--- begin ---
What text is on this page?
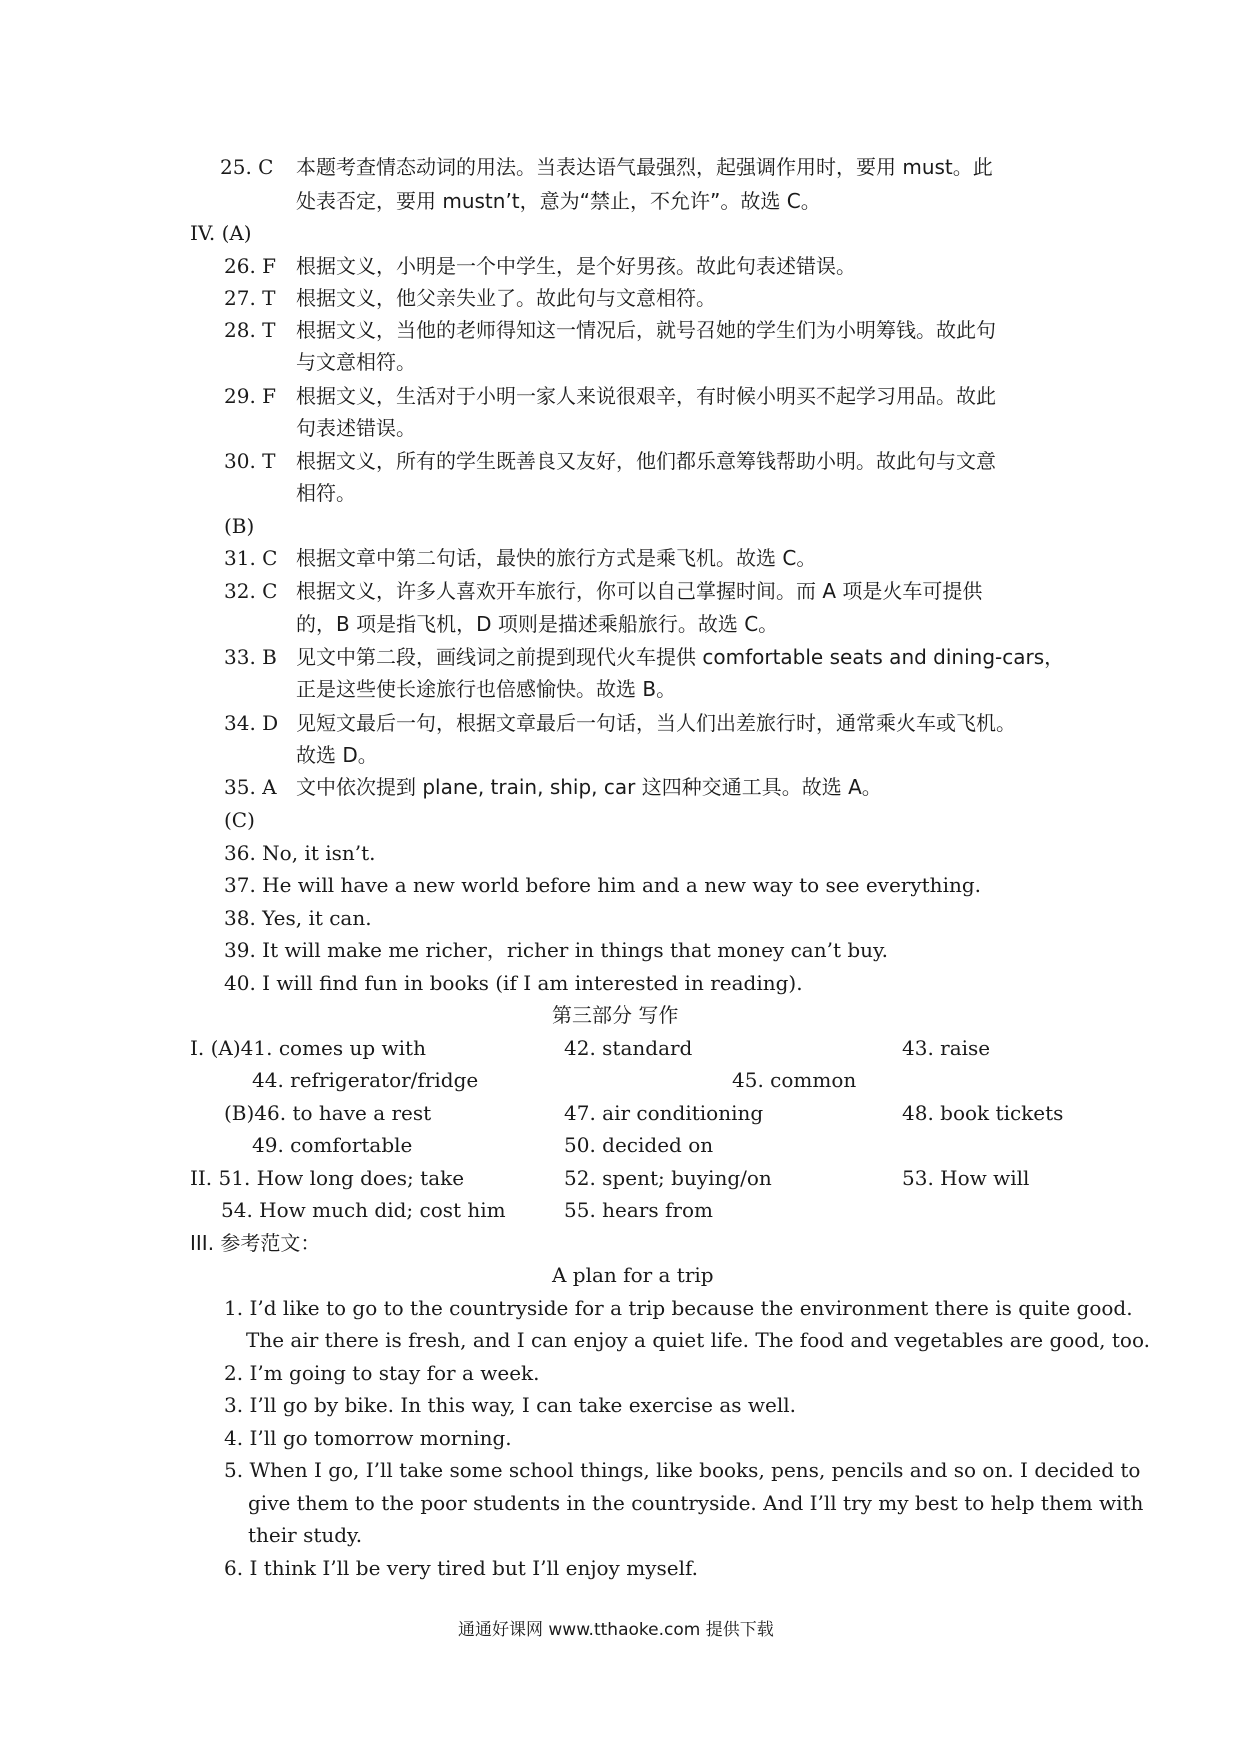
25. C 本题考查情态动词的用法。当表达语气最强烈，起强调作用时，要用 must。此
处表否定，要用 mustn’t，意为“禁止，不允许”。故选 C。
IV. (A)
26. F 根据文义，小明是一个中学生，是个好男孩。故此句表述错误。
27. T 根据文义，他父亲失业了。故此句与文意相符。
28. T 根据文义，当他的老师得知这一情况后，就号召她的学生们为小明筹钱。故此句
与文意相符。
29. F 根据文义，生活对于小明一家人来说很艰辛，有时候小明买不起学习用品。故此
句表述错误。
30. T 根据文义，所有的学生既善良又友好，他们都乐意筹钱帮助小明。故此句与文意
相符。
(B)
31. C 根据文章中第二句话，最快的旅行方式是乘飞机。故选 C。
32. C 根据文义，许多人喜欢开车旅行，你可以自己掌握时间。而 A 项是火车可提供
的，B 项是指飞机，D 项则是描述乘船旅行。故选 C。
33. B 见文中第二段，画线词之前提到现代火车提供 comfortable seats and dining-cars，
正是这些使长途旅行也倍感愉快。故选 B。
34. D 见短文最后一句，根据文章最后一句话，当人们出差旅行时，通常乘火车或飞机。
故选 D。
35. A 文中依次提到 plane, train, ship, car 这四种交通工具。故选 A。
(C)
36. No, it isn’t.
37. He will have a new world before him and a new way to see everything.
38. Yes, it can.
39. It will make me richer，richer in things that money can’t buy.
40. I will find fun in books (if I am interested in reading).
第三部分 写作
I. (A)41. comes up with	42. standard	43. raise
44. refrigerator/fridge	45. common
(B)46. to have a rest	47. air conditioning	48. book tickets
49. comfortable	50. decided on
II. 51. How long does; take	52. spent; buying/on	53. How will
54. How much did; cost him	55. hears from
III. 参考范文：
A plan for a trip
1. I’d like to go to the countryside for a trip because the environment there is quite good.
The air there is fresh, and I can enjoy a quiet life. The food and vegetables are good, too.
2. I’m going to stay for a week.
3. I’ll go by bike. In this way, I can take exercise as well.
4. I’ll go tomorrow morning.
5. When I go, I’ll take some school things, like books, pens, pencils and so on. I decided to
give them to the poor students in the countryside. And I’ll try my best to help them with
their study.
6. I think I’ll be very tired but I’ll enjoy myself.
通通好课网 www.tthaoke.com 提供下载
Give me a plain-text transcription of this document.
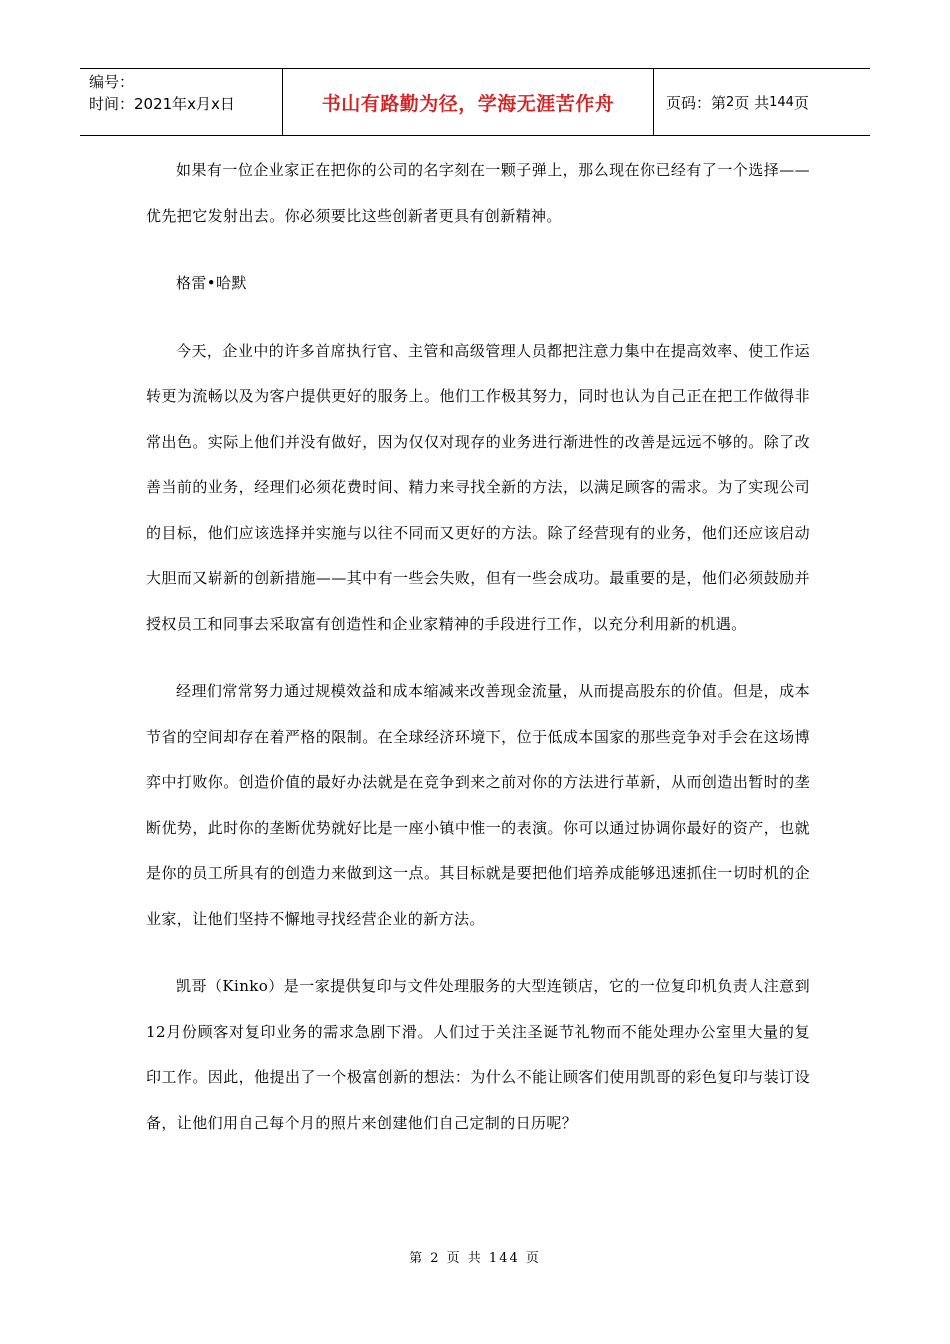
编号：
时间：2021年x月x日	书山有路勤为径，学海无涯苦作舟	页码：第 2 页 共 144 页

如果有一位企业家正在把你的公司的名字刻在一颗子弹上，那么现在你已经有了一个选择——优先把它发射出去。你必须要比这些创新者更具有创新精神。

格雷•哈默

今天，企业中的许多首席执行官、主管和高级管理人员都把注意力集中在提高效率、使工作运转更为流畅以及为客户提供更好的服务上。他们工作极其努力，同时也认为自己正在把工作做得非常出色。实际上他们并没有做好，因为仅仅对现存的业务进行渐进性的改善是远远不够的。除了改善当前的业务，经理们必须花费时间、精力来寻找全新的方法，以满足顾客的需求。为了实现公司的目标，他们应该选择并实施与以往不同而又更好的方法。除了经营现有的业务，他们还应该启动大胆而又崭新的创新措施——其中有一些会失败，但有一些会成功。最重要的是，他们必须鼓励并授权员工和同事去采取富有创造性和企业家精神的手段进行工作，以充分利用新的机遇。

经理们常常努力通过规模效益和成本缩减来改善现金流量，从而提高股东的价值。但是，成本节省的空间却存在着严格的限制。在全球经济环境下，位于低成本国家的那些竞争对手会在这场博弈中打败你。创造价值的最好办法就是在竞争到来之前对你的方法进行革新，从而创造出暂时的垄断优势，此时你的垄断优势就好比是一座小镇中惟一的表演。你可以通过协调你最好的资产，也就是你的员工所具有的创造力来做到这一点。其目标就是要把他们培养成能够迅速抓住一切时机的企业家，让他们坚持不懈地寻找经营企业的新方法。

凯哥（Kinko）是一家提供复印与文件处理服务的大型连锁店，它的一位复印机负责人注意到12月份顾客对复印业务的需求急剧下滑。人们过于关注圣诞节礼物而不能处理办公室里大量的复印工作。因此，他提出了一个极富创新的想法：为什么不能让顾客们使用凯哥的彩色复印与装订设备，让他们用自己每个月的照片来创建他们自己定制的日历呢？

第 2 页 共 144 页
--- end ---
Your instructions: Output every entry verbatim. Pictures do not belong in the copy.

Solution below:
What text is on this page?
25. C 本题考查情态动词的用法。当表达语气最强烈，起强调作用时，要用 must。此
处表否定，要用 mustn’t，意为“禁止，不允许”。故选 C。
IV. (A)
26. F 根据文义，小明是一个中学生，是个好男孩。故此句表述错误。
27. T 根据文义，他父亲失业了。故此句与文意相符。
28. T 根据文义，当他的老师得知这一情况后，就号召她的学生们为小明筹钱。故此句
与文意相符。
29. F 根据文义，生活对于小明一家人来说很艰辛，有时候小明买不起学习用品。故此
句表述错误。
30. T 根据文义，所有的学生既善良又友好，他们都乐意筹钱帮助小明。故此句与文意
相符。
(B)
31. C 根据文章中第二句话，最快的旅行方式是乘飞机。故选 C。
32. C 根据文义，许多人喜欢开车旅行，你可以自己掌握时间。而 A 项是火车可提供
的，B 项是指飞机，D 项则是描述乘船旅行。故选 C。
33. B 见文中第二段，画线词之前提到现代火车提供 comfortable seats and dining-cars，
正是这些使长途旅行也倍感愉快。故选 B。
34. D 见短文最后一句，根据文章最后一句话，当人们出差旅行时，通常乘火车或飞机。
故选 D。
35. A 文中依次提到 plane, train, ship, car 这四种交通工具。故选 A。
(C)
36. No, it isn’t.
37. He will have a new world before him and a new way to see everything.
38. Yes, it can.
39. It will make me richer，richer in things that money can’t buy.
40. I will find fun in books (if I am interested in reading).
第三部分 写作
I. (A)41. comes up with	42. standard	43. raise
44. refrigerator/fridge	45. common
(B)46. to have a rest	47. air conditioning	48. book tickets
49. comfortable	50. decided on
II. 51. How long does; take	52. spent; buying/on	53. How will
54. How much did; cost him	55. hears from
III. 参考范文：
A plan for a trip
1. I’d like to go to the countryside for a trip because the environment there is quite good.
The air there is fresh, and I can enjoy a quiet life. The food and vegetables are good, too.
2. I’m going to stay for a week.
3. I’ll go by bike. In this way, I can take exercise as well.
4. I’ll go tomorrow morning.
5. When I go, I’ll take some school things, like books, pens, pencils and so on. I decided to
give them to the poor students in the countryside. And I’ll try my best to help them with
their study.
6. I think I’ll be very tired but I’ll enjoy myself.
通通好课网 www.tthaoke.com 提供下载
Give me a plain-text transcription of this document.
编号：
时间：2021年x月x日	书山有路勤为径，学海无涯苦作舟	页码：第 2 页 共 144 页

如果有一位企业家正在把你的公司的名字刻在一颗子弹上，那么现在你已经有了一个选择——优先把它发射出去。你必须要比这些创新者更具有创新精神。

格雷•哈默

今天，企业中的许多首席执行官、主管和高级管理人员都把注意力集中在提高效率、使工作运转更为流畅以及为客户提供更好的服务上。他们工作极其努力，同时也认为自己正在把工作做得非常出色。实际上他们并没有做好，因为仅仅对现存的业务进行渐进性的改善是远远不够的。除了改善当前的业务，经理们必须花费时间、精力来寻找全新的方法，以满足顾客的需求。为了实现公司的目标，他们应该选择并实施与以往不同而又更好的方法。除了经营现有的业务，他们还应该启动大胆而又崭新的创新措施——其中有一些会失败，但有一些会成功。最重要的是，他们必须鼓励并授权员工和同事去采取富有创造性和企业家精神的手段进行工作，以充分利用新的机遇。

经理们常常努力通过规模效益和成本缩减来改善现金流量，从而提高股东的价值。但是，成本节省的空间却存在着严格的限制。在全球经济环境下，位于低成本国家的那些竞争对手会在这场博弈中打败你。创造价值的最好办法就是在竞争到来之前对你的方法进行革新，从而创造出暂时的垄断优势，此时你的垄断优势就好比是一座小镇中惟一的表演。你可以通过协调你最好的资产，也就是你的员工所具有的创造力来做到这一点。其目标就是要把他们培养成能够迅速抓住一切时机的企业家，让他们坚持不懈地寻找经营企业的新方法。

凯哥（Kinko）是一家提供复印与文件处理服务的大型连锁店，它的一位复印机负责人注意到12月份顾客对复印业务的需求急剧下滑。人们过于关注圣诞节礼物而不能处理办公室里大量的复印工作。因此，他提出了一个极富创新的想法：为什么不能让顾客们使用凯哥的彩色复印与装订设备，让他们用自己每个月的照片来创建他们自己定制的日历呢？

第 2 页 共 144 页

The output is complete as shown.